Short exercise: Pick out the lines in the listing below that contain the word "your" and copy them.

Dataset records:
/---

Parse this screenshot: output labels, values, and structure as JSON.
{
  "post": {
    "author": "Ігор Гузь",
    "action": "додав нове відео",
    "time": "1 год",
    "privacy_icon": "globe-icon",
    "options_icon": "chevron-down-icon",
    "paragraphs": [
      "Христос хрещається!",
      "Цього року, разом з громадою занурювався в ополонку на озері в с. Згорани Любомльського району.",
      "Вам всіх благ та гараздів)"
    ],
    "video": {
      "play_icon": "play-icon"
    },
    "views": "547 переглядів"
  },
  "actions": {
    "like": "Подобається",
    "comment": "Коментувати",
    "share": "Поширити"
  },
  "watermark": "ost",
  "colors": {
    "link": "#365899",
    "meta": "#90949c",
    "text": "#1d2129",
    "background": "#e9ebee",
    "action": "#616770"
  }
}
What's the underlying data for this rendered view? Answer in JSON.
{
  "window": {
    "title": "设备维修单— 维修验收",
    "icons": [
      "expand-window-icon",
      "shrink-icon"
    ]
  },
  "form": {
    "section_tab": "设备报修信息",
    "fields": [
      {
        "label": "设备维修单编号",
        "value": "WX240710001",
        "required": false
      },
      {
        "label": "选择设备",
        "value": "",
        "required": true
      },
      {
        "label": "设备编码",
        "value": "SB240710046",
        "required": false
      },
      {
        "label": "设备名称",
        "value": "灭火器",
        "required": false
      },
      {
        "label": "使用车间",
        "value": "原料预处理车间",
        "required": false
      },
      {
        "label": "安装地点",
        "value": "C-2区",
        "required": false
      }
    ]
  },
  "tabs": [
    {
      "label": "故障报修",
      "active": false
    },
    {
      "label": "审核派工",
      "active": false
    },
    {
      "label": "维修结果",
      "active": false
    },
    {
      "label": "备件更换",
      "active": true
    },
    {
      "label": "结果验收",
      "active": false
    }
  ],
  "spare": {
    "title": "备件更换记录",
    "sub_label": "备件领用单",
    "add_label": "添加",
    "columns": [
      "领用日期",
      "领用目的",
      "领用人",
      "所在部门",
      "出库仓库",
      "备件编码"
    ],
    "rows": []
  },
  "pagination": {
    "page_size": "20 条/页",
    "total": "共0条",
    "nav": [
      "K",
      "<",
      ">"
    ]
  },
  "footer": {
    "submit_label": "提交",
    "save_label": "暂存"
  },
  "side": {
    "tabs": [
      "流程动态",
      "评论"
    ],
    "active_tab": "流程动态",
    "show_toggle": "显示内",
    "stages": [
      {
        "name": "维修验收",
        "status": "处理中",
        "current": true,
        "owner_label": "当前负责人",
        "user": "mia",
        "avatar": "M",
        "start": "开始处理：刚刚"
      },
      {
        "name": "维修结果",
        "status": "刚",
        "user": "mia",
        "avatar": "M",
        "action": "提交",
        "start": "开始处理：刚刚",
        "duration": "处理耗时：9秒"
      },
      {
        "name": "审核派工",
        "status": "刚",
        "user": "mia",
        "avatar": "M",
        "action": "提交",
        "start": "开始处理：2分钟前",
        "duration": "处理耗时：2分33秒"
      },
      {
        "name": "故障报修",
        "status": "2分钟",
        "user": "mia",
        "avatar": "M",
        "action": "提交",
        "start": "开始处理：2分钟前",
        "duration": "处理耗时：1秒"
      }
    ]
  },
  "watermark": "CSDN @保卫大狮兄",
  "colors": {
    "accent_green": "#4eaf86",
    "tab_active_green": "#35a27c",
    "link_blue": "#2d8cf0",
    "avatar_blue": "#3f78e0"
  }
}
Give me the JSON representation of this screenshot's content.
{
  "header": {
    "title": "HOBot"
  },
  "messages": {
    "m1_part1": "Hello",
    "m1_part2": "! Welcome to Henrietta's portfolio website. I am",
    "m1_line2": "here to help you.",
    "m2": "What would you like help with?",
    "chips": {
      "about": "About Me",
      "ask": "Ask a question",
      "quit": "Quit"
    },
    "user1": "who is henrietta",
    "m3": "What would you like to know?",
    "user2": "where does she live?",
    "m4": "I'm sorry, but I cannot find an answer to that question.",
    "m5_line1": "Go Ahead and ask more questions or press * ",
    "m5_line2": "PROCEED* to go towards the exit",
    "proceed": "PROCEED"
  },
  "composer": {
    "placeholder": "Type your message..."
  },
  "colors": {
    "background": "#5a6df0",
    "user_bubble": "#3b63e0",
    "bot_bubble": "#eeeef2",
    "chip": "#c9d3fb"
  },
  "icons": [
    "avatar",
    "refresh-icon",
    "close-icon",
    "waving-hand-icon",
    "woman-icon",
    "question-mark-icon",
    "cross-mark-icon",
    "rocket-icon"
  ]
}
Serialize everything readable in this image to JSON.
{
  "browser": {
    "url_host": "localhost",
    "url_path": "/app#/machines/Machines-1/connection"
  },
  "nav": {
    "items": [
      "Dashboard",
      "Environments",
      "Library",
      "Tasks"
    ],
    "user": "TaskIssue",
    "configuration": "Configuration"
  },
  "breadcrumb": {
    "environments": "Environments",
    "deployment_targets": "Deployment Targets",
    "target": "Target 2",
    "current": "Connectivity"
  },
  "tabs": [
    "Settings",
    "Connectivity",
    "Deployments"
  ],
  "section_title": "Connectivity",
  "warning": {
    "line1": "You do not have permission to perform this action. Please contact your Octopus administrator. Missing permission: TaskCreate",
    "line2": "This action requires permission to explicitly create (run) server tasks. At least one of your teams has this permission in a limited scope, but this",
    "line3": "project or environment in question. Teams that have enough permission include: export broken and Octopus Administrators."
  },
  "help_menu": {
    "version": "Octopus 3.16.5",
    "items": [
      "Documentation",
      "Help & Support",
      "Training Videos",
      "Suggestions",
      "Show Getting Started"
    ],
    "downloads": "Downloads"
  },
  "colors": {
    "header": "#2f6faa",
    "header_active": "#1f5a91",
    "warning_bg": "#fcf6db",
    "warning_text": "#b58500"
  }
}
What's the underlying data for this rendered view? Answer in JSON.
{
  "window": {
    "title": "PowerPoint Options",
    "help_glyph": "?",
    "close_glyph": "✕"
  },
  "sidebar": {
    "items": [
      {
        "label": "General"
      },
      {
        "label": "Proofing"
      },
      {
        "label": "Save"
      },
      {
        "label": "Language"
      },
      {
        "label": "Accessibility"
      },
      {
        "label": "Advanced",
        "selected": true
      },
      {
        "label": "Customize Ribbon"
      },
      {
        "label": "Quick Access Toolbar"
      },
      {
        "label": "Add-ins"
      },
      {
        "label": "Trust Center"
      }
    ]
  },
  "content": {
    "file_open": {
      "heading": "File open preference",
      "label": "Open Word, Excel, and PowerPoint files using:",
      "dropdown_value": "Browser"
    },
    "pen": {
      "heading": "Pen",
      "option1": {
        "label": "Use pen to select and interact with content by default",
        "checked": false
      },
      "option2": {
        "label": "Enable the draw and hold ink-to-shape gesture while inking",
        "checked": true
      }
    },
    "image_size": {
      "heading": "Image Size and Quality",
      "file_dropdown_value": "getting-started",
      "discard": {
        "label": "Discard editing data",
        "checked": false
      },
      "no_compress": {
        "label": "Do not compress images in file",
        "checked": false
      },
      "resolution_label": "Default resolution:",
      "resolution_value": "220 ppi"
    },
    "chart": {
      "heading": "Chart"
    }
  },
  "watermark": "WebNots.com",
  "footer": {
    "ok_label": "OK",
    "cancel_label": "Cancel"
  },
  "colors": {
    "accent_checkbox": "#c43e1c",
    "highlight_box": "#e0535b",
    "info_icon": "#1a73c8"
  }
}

\---

Result of this task:
    "placeholder": "Type your message..."
    "line1": "You do not have permission to perform this action. Please contact your Octopus administrator. Missing permission: TaskCreate",
    "line2": "This action requires permission to explicitly create (run) server tasks. At least one of your teams has this permission in a limited scope, but this",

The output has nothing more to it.